Le banche hanno steso una rete di sicurezza, impegnandosi a far fronte all’inoptato del necessario aumento di capitale Rcs in proporzione alla propria esposizione creditizia, ma ora tocca ai soci fare la propria parte. La riunione del patto di sindacato che riunisce il 58% del capitale si è conclusa con la presa d’atto dell’ineluttabilità della ricapitalizzazione: Rcs ha bisogno urgente di una prima iniezione di mezzi freschi da 400 milioni per garantire le continuità aziendale. L’ad Pietro Jovane ha illustrato i dettagli del piano che sarebbe stato accolto favorevolmente. Ora i soci del patto dovranno dare la loro risposta definitiva se aderire o meno all’aumento, con un impegno formale, entro venerdì. Domenica poi Rcs riunirà il cda per convocare, nell’ultima settimana di maggio, l’assemblea che dovrà approvare bilancio e aumento, operazione che partirà a giugno per concludersi entro luglio.

• Dati registrati:
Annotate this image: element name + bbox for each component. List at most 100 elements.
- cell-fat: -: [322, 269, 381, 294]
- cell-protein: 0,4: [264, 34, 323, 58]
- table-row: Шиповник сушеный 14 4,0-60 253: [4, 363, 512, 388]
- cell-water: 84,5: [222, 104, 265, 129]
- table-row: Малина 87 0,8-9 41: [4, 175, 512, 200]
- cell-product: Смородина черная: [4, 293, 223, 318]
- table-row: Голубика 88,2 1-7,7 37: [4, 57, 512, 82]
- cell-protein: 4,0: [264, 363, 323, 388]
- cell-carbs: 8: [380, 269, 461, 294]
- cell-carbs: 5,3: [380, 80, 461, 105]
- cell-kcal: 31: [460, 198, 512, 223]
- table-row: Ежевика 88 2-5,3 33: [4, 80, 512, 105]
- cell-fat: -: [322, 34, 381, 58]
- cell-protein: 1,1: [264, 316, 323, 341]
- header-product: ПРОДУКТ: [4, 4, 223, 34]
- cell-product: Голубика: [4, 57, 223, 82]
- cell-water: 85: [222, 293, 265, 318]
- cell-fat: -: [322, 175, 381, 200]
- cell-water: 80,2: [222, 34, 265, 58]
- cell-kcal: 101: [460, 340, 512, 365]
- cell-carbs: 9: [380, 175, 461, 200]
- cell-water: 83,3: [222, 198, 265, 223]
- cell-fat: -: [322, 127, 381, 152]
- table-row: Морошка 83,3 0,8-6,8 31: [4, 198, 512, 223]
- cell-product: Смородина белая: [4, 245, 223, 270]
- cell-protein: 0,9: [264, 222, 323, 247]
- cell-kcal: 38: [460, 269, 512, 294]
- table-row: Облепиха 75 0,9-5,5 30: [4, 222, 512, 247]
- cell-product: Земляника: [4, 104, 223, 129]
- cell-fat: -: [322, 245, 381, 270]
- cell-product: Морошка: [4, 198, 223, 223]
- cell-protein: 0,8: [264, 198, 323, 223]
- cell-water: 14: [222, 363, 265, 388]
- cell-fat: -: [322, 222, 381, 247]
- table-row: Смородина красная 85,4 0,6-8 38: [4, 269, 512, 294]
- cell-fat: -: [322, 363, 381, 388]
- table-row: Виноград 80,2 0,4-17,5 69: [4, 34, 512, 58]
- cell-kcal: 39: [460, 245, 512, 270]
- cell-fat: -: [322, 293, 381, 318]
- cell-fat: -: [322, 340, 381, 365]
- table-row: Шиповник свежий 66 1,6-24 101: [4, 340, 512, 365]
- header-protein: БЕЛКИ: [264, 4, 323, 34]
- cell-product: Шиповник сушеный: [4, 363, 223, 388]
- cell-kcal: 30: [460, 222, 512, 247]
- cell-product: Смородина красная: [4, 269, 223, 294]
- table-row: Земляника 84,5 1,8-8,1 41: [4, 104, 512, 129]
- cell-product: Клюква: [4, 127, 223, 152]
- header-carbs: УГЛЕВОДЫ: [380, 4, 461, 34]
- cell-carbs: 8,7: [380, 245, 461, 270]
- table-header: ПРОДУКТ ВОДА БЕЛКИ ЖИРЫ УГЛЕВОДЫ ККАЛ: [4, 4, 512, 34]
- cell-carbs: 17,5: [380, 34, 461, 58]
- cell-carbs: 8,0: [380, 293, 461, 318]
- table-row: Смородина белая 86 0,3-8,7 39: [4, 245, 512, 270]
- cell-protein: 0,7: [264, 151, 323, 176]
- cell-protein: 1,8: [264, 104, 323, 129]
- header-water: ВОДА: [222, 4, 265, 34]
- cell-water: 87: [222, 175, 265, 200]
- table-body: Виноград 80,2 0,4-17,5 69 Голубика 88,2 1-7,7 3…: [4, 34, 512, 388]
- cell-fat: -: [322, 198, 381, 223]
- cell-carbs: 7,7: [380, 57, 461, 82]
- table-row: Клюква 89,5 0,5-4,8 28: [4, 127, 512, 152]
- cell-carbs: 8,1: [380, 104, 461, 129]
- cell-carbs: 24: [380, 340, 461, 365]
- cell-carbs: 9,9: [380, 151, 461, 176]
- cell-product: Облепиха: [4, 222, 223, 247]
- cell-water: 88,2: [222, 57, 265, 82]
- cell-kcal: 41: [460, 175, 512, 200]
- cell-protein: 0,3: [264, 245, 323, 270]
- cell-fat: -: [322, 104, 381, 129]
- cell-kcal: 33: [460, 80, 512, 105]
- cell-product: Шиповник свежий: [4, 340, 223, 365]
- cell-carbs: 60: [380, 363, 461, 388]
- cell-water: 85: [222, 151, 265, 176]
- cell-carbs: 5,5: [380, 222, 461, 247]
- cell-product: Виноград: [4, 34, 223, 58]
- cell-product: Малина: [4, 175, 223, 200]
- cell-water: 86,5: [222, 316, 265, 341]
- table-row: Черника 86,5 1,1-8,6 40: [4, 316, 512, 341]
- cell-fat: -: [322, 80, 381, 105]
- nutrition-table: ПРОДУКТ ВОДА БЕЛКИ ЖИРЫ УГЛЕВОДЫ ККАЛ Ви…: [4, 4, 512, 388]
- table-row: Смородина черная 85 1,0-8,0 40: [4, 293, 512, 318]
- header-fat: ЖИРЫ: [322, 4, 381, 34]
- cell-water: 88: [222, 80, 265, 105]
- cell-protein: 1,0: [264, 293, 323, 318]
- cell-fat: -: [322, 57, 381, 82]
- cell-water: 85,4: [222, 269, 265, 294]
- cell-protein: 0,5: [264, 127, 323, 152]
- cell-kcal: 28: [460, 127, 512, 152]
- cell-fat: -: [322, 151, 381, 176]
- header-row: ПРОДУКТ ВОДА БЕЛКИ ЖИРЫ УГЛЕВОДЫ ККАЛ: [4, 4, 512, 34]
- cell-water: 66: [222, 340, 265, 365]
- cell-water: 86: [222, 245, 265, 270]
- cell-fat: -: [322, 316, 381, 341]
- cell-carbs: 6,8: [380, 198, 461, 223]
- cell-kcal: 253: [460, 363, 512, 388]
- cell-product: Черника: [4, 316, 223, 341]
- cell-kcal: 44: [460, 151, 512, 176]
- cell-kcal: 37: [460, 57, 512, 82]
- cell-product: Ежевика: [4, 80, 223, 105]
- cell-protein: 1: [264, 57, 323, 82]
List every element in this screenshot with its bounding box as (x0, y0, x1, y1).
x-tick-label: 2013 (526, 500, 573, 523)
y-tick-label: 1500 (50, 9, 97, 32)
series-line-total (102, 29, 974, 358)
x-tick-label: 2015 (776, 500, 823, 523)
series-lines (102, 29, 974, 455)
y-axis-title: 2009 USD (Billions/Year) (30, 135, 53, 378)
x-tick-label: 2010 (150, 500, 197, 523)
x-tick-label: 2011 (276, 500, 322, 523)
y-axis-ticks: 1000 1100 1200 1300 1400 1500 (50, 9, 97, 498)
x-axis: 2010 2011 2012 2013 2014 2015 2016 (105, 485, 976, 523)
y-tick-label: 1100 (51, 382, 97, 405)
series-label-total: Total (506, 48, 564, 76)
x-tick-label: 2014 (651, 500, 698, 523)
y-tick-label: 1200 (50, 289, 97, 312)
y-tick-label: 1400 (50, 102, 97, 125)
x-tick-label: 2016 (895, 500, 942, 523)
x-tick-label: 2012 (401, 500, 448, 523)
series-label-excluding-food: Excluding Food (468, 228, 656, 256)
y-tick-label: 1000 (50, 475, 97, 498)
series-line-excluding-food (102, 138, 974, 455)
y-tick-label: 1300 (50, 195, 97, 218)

• Descrizione del problema:
Prosegui il brano sull'aumento di capitale di Rcs riportato sopra, ripartendo dopo la frase che colloca l'operazione tra giugno e luglio.

• Risposta proposta:
Il dato di fatto è che la ricapitalizzazione si prospetta così diluitiva che chi decidesse di non sottoscrivere andrebbe incontro a un ridimensionamento radicale della propria quota, di fatto mettendo una pietra sopra all’investimento. Le posizioni più riluttanti sarebbero state ammorbidite dalla prospettiva che, dopo l’intervento d’emergenza (l’obiettivo prioritario, appunto, è non compromettere la continuità aziendale), si lavorerà per unificare le responsabilità decisionali.
Mediobanca, che riunisce oggi il proprio cda con l’aumento di capitale Rcs come unico punto all’ordine del giorno, è convinta che serva una discontinuità per uscire dall’impasse, che vada individuata cioè una soluzione industriale con la ricerca di un “editore” di riferimento, eventualmente affiancato da un partner finanziario. L’approccio è analogo a quello adottato per il caso FonSai, risolto con l’intervento di Unipol. L’amministratore delegato di UniCredit, Federico Ghizzoni, ha evitato però di commentare l’ipotesi di un possibile interessamento del gruppo tedesco Axel Springer, nel cui consiglio siede il presidente della banca, Giuseppe Vita, recentemente dimessosi dal board di Rcs.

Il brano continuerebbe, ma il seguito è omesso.